__TASK GOAL__:
Can you convert the lines of the material below into a JSON list of strings, one string per line with blank lines left out, starting at the line that contains "- data-label-series-2-r3: 93.8: [347, 238, 378, 254]" and ending at the line that contains "- x-tick-label-r3: R3: [356, 473, 371, 486]", both included?

:::::

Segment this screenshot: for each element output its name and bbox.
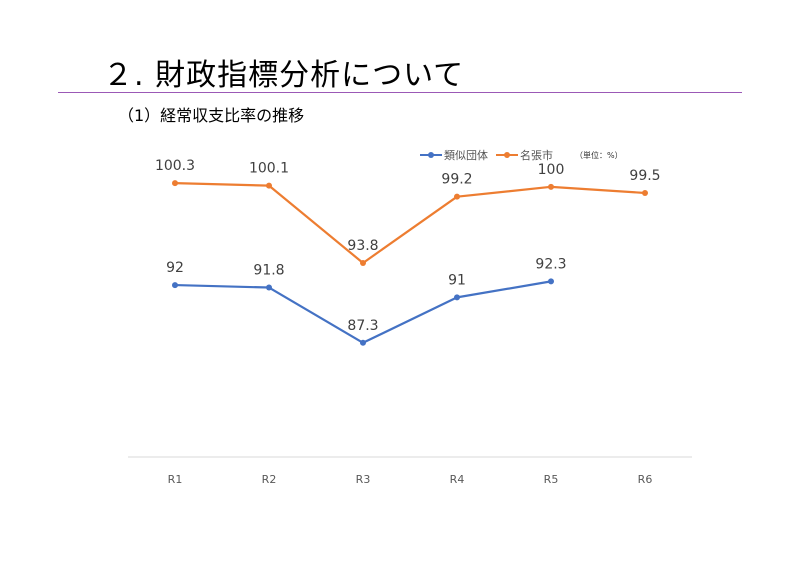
- data-label-series-2-r3: 93.8: [347, 238, 378, 254]
- data-label-series-2-r6: 99.5: [629, 168, 660, 184]
- data-label-series-1-r1: 92: [166, 260, 184, 276]
- data-point-series-2-r4: [454, 193, 460, 200]
- data-label-series-2-r1: 100.3: [155, 158, 195, 174]
- series-line-2: [174, 182, 646, 265]
- data-point-series-2-r5: [548, 183, 554, 190]
- page-title: ２. 財政指標分析について: [103, 58, 465, 93]
- legend-swatch-series-2: [496, 150, 518, 160]
- data-point-series-2-r1: [172, 180, 178, 187]
- data-point-series-1-r3: [360, 339, 366, 346]
- data-label-series-2-r2: 100.1: [249, 161, 289, 177]
- data-point-series-1-r1: [172, 282, 178, 289]
- x-tick-label-r5: R5: [544, 473, 559, 486]
- data-label-series-1-r2: 91.8: [253, 263, 284, 279]
- x-tick-label-r3: R3: [356, 473, 371, 486]
- data-point-series-2-r6: [642, 189, 648, 196]
- legend-label-series-2: 名張市: [520, 149, 553, 162]
- legend-swatch-series-1: [420, 150, 442, 160]
- data-point-series-1-r5: [548, 278, 554, 285]
- legend-label-series-1: 類似団体: [444, 149, 488, 162]
- title-divider: [58, 92, 742, 93]
- x-tick-label-r1: R1: [168, 473, 183, 486]
- legend-item-series-2: 名張市: [496, 147, 553, 163]
- unit-label: （単位：%）: [575, 150, 623, 160]
- data-point-series-1-r2: [266, 284, 272, 291]
- chart-legend: 類似団体 名張市 （単位：%）: [420, 147, 623, 163]
- data-label-series-2-r4: 99.2: [441, 172, 472, 188]
- x-tick-label-r4: R4: [450, 473, 465, 486]
- data-point-series-2-r2: [266, 182, 272, 189]
- legend-item-series-1: 類似団体: [420, 147, 488, 163]
- chart-subtitle: （1）経常収支比率の推移: [118, 106, 305, 125]
- data-point-series-1-r4: [454, 294, 460, 301]
- data-label-series-1-r3: 87.3: [347, 318, 378, 334]
- data-label-series-1-r4: 91: [448, 272, 466, 288]
- data-label-series-2-r5: 100: [538, 162, 565, 178]
- data-label-series-1-r5: 92.3: [535, 256, 566, 272]
- data-point-series-2-r3: [360, 259, 366, 266]
- x-tick-label-r2: R2: [262, 473, 277, 486]
- x-tick-label-r6: R6: [638, 473, 653, 486]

:::::

__RESULT OF THE TASK__:
[
  "- data-label-series-2-r3: 93.8: [347, 238, 378, 254]",
  "- data-label-series-2-r6: 99.5: [629, 168, 660, 184]",
  "- data-label-series-1-r1: 92: [166, 260, 184, 276]",
  "- data-point-series-2-r4: [454, 193, 460, 200]",
  "- data-label-series-2-r1: 100.3: [155, 158, 195, 174]",
  "- series-line-2: [174, 182, 646, 265]",
  "- data-point-series-2-r5: [548, 183, 554, 190]",
  "- page-title: ２. 財政指標分析について: [103, 58, 465, 93]",
  "- legend-swatch-series-2: [496, 150, 518, 160]",
  "- data-point-series-2-r1: [172, 180, 178, 187]",
  "- data-point-series-1-r3: [360, 339, 366, 346]",
  "- data-label-series-2-r2: 100.1: [249, 161, 289, 177]",
  "- data-point-series-1-r1: [172, 282, 178, 289]",
  "- x-tick-label-r5: R5: [544, 473, 559, 486]",
  "- data-label-series-1-r2: 91.8: [253, 263, 284, 279]",
  "- x-tick-label-r3: R3: [356, 473, 371, 486]"
]